### Information given ###

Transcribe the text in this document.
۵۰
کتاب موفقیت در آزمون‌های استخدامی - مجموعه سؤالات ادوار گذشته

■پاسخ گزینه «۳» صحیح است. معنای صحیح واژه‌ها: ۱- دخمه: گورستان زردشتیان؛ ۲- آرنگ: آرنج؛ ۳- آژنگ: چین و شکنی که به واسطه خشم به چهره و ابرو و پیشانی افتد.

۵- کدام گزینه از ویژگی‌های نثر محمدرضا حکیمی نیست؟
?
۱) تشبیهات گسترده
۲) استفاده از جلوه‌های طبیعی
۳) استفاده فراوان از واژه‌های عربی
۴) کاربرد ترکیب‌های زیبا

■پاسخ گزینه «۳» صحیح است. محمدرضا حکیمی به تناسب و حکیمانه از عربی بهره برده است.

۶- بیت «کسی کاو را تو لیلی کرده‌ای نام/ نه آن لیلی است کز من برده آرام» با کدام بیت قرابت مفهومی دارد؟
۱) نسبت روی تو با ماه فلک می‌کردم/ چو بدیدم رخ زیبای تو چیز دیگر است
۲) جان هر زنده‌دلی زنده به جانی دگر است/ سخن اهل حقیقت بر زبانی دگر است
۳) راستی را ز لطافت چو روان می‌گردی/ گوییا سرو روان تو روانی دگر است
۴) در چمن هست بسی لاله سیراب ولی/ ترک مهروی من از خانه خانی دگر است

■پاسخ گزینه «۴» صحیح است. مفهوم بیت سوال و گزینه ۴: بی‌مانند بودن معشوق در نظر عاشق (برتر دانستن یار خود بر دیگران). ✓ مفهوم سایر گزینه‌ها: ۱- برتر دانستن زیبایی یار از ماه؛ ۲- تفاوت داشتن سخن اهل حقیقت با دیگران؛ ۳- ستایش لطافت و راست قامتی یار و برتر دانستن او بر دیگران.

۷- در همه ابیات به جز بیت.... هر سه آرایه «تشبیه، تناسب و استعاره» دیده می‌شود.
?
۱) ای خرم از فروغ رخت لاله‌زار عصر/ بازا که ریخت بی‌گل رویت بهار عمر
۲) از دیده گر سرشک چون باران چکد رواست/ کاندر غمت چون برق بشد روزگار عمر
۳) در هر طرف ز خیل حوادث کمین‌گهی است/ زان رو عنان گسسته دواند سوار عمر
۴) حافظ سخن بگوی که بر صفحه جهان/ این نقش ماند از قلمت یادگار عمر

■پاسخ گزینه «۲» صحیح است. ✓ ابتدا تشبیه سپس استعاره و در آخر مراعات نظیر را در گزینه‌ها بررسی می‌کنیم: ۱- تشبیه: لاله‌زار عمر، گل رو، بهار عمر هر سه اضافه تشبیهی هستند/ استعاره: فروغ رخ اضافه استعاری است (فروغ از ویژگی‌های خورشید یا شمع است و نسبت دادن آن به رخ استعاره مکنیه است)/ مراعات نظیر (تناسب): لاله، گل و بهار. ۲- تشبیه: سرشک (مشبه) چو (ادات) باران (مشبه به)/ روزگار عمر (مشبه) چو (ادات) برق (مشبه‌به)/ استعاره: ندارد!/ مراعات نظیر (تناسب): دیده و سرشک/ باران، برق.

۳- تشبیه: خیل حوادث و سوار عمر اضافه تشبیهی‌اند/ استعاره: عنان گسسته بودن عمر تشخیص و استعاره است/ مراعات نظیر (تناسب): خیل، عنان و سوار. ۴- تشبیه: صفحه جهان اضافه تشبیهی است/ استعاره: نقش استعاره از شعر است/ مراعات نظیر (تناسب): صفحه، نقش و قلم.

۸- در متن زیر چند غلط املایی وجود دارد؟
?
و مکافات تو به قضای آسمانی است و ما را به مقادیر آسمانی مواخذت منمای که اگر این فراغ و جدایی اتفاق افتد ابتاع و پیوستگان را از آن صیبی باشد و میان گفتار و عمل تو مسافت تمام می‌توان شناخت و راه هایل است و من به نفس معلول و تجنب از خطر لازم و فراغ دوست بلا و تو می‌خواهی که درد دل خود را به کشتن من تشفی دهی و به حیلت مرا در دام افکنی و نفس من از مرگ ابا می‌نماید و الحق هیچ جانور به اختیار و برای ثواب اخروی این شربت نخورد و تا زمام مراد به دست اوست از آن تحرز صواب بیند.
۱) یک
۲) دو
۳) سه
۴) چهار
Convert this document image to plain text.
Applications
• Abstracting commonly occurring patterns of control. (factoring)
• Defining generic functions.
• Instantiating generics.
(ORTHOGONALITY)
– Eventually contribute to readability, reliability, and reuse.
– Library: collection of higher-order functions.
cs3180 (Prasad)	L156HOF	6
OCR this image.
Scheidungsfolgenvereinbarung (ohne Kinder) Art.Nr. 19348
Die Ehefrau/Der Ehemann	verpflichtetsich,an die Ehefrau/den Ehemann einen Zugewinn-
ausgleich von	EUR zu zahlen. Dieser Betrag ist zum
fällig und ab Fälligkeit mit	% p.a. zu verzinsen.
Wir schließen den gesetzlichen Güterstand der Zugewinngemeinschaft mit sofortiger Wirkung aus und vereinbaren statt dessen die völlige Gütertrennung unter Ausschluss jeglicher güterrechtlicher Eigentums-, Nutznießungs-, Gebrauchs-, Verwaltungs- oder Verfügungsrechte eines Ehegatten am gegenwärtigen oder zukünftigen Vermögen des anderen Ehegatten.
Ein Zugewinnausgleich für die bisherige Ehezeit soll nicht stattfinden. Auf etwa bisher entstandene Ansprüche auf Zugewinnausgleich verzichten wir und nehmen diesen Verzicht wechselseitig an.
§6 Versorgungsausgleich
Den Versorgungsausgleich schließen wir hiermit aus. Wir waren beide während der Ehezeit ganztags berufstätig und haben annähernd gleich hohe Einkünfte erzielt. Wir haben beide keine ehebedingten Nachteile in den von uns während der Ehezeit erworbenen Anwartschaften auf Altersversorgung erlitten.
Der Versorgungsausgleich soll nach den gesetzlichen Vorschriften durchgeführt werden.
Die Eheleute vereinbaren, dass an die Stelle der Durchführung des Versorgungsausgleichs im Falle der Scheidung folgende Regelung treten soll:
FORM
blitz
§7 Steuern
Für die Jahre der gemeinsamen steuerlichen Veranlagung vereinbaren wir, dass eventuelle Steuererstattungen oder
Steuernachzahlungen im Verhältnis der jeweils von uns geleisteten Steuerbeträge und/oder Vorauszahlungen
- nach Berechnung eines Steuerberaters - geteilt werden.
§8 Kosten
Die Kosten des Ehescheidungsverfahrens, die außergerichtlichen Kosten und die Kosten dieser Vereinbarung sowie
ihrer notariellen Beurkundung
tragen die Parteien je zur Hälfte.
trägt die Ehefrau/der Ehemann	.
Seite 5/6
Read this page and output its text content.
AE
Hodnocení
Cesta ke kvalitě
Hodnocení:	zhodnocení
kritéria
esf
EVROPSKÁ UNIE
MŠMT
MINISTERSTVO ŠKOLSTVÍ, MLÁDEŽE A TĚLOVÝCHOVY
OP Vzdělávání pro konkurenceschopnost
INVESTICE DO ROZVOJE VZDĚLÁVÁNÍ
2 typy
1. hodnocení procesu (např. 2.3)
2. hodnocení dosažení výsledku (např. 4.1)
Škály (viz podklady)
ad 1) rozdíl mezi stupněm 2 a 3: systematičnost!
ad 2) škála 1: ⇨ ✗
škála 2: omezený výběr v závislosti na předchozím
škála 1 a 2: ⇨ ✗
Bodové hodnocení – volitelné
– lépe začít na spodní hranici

###

▶ **What is needed**:
Exactly as they are written, print the entries again.

▶ **Correct answer**:
Transcribe the text in this document.
۵۰
کتاب موفقیت در آزمون‌های استخدامی - مجموعه سؤالات ادوار گذشته

■پاسخ گزینه «۳» صحیح است. معنای صحیح واژه‌ها: ۱- دخمه: گورستان زردشتیان؛ ۲- آرنگ: آرنج؛ ۳- آژنگ: چین و شکنی که به واسطه خشم به چهره و ابرو و پیشانی افتد.

۵- کدام گزینه از ویژگی‌های نثر محمدرضا حکیمی نیست؟
?
۱) تشبیهات گسترده
۲) استفاده از جلوه‌های طبیعی
۳) استفاده فراوان از واژه‌های عربی
۴) کاربرد ترکیب‌های زیبا

■پاسخ گزینه «۳» صحیح است. محمدرضا حکیمی به تناسب و حکیمانه از عربی بهره برده است.

۶- بیت «کسی کاو را تو لیلی کرده‌ای نام/ نه آن لیلی است کز من برده آرام» با کدام بیت قرابت مفهومی دارد؟
۱) نسبت روی تو با ماه فلک می‌کردم/ چو بدیدم رخ زیبای تو چیز دیگر است
۲) جان هر زنده‌دلی زنده به جانی دگر است/ سخن اهل حقیقت بر زبانی دگر است
۳) راستی را ز لطافت چو روان می‌گردی/ گوییا سرو روان تو روانی دگر است
۴) در چمن هست بسی لاله سیراب ولی/ ترک مهروی من از خانه خانی دگر است

■پاسخ گزینه «۴» صحیح است. مفهوم بیت سوال و گزینه ۴: بی‌مانند بودن معشوق در نظر عاشق (برتر دانستن یار خود بر دیگران). ✓ مفهوم سایر گزینه‌ها: ۱- برتر دانستن زیبایی یار از ماه؛ ۲- تفاوت داشتن سخن اهل حقیقت با دیگران؛ ۳- ستایش لطافت و راست قامتی یار و برتر دانستن او بر دیگران.

۷- در همه ابیات به جز بیت.... هر سه آرایه «تشبیه، تناسب و استعاره» دیده می‌شود.
?
۱) ای خرم از فروغ رخت لاله‌زار عصر/ بازا که ریخت بی‌گل رویت بهار عمر
۲) از دیده گر سرشک چون باران چکد رواست/ کاندر غمت چون برق بشد روزگار عمر
۳) در هر طرف ز خیل حوادث کمین‌گهی است/ زان رو عنان گسسته دواند سوار عمر
۴) حافظ سخن بگوی که بر صفحه جهان/ این نقش ماند از قلمت یادگار عمر

■پاسخ گزینه «۲» صحیح است. ✓ ابتدا تشبیه سپس استعاره و در آخر مراعات نظیر را در گزینه‌ها بررسی می‌کنیم: ۱- تشبیه: لاله‌زار عمر، گل رو، بهار عمر هر سه اضافه تشبیهی هستند/ استعاره: فروغ رخ اضافه استعاری است (فروغ از ویژگی‌های خورشید یا شمع است و نسبت دادن آن به رخ استعاره مکنیه است)/ مراعات نظیر (تناسب): لاله، گل و بهار. ۲- تشبیه: سرشک (مشبه) چو (ادات) باران (مشبه به)/ روزگار عمر (مشبه) چو (ادات) برق (مشبه‌به)/ استعاره: ندارد!/ مراعات نظیر (تناسب): دیده و سرشک/ باران، برق.

۳- تشبیه: خیل حوادث و سوار عمر اضافه تشبیهی‌اند/ استعاره: عنان گسسته بودن عمر تشخیص و استعاره است/ مراعات نظیر (تناسب): خیل، عنان و سوار. ۴- تشبیه: صفحه جهان اضافه تشبیهی است/ استعاره: نقش استعاره از شعر است/ مراعات نظیر (تناسب): صفحه، نقش و قلم.

۸- در متن زیر چند غلط املایی وجود دارد؟
?
و مکافات تو به قضای آسمانی است و ما را به مقادیر آسمانی مواخذت منمای که اگر این فراغ و جدایی اتفاق افتد ابتاع و پیوستگان را از آن صیبی باشد و میان گفتار و عمل تو مسافت تمام می‌توان شناخت و راه هایل است و من به نفس معلول و تجنب از خطر لازم و فراغ دوست بلا و تو می‌خواهی که درد دل خود را به کشتن من تشفی دهی و به حیلت مرا در دام افکنی و نفس من از مرگ ابا می‌نماید و الحق هیچ جانور به اختیار و برای ثواب اخروی این شربت نخورد و تا زمام مراد به دست اوست از آن تحرز صواب بیند.
۱) یک
۲) دو
۳) سه
۴) چهار
Convert this document image to plain text.
Applications
• Abstracting commonly occurring patterns of control. (factoring)
• Defining generic functions.
• Instantiating generics.
(ORTHOGONALITY)
– Eventually contribute to readability, reliability, and reuse.
– Library: collection of higher-order functions.
cs3180 (Prasad)	L156HOF	6
OCR this image.
Scheidungsfolgenvereinbarung (ohne Kinder) Art.Nr. 19348
Die Ehefrau/Der Ehemann	verpflichtetsich,an die Ehefrau/den Ehemann einen Zugewinn-
ausgleich von	EUR zu zahlen. Dieser Betrag ist zum
fällig und ab Fälligkeit mit	% p.a. zu verzinsen.
Wir schließen den gesetzlichen Güterstand der Zugewinngemeinschaft mit sofortiger Wirkung aus und vereinbaren statt dessen die völlige Gütertrennung unter Ausschluss jeglicher güterrechtlicher Eigentums-, Nutznießungs-, Gebrauchs-, Verwaltungs- oder Verfügungsrechte eines Ehegatten am gegenwärtigen oder zukünftigen Vermögen des anderen Ehegatten.
Ein Zugewinnausgleich für die bisherige Ehezeit soll nicht stattfinden. Auf etwa bisher entstandene Ansprüche auf Zugewinnausgleich verzichten wir und nehmen diesen Verzicht wechselseitig an.
§6 Versorgungsausgleich
Den Versorgungsausgleich schließen wir hiermit aus. Wir waren beide während der Ehezeit ganztags berufstätig und haben annähernd gleich hohe Einkünfte erzielt. Wir haben beide keine ehebedingten Nachteile in den von uns während der Ehezeit erworbenen Anwartschaften auf Altersversorgung erlitten.
Der Versorgungsausgleich soll nach den gesetzlichen Vorschriften durchgeführt werden.
Die Eheleute vereinbaren, dass an die Stelle der Durchführung des Versorgungsausgleichs im Falle der Scheidung folgende Regelung treten soll:
FORM
blitz
§7 Steuern
Für die Jahre der gemeinsamen steuerlichen Veranlagung vereinbaren wir, dass eventuelle Steuererstattungen oder
Steuernachzahlungen im Verhältnis der jeweils von uns geleisteten Steuerbeträge und/oder Vorauszahlungen
- nach Berechnung eines Steuerberaters - geteilt werden.
§8 Kosten
Die Kosten des Ehescheidungsverfahrens, die außergerichtlichen Kosten und die Kosten dieser Vereinbarung sowie
ihrer notariellen Beurkundung
tragen die Parteien je zur Hälfte.
trägt die Ehefrau/der Ehemann	.
Seite 5/6
Read this page and output its text content.
AE
Hodnocení
Cesta ke kvalitě
Hodnocení:	zhodnocení
kritéria
esf
EVROPSKÁ UNIE
MŠMT
MINISTERSTVO ŠKOLSTVÍ, MLÁDEŽE A TĚLOVÝCHOVY
OP Vzdělávání pro konkurenceschopnost
INVESTICE DO ROZVOJE VZDĚLÁVÁNÍ
2 typy
1. hodnocení procesu (např. 2.3)
2. hodnocení dosažení výsledku (např. 4.1)
Škály (viz podklady)
ad 1) rozdíl mezi stupněm 2 a 3: systematičnost!
ad 2) škála 1: ⇨ ✗
škála 2: omezený výběr v závislosti na předchozím
škála 1 a 2: ⇨ ✗
Bodové hodnocení – volitelné
– lépe začít na spodní hranici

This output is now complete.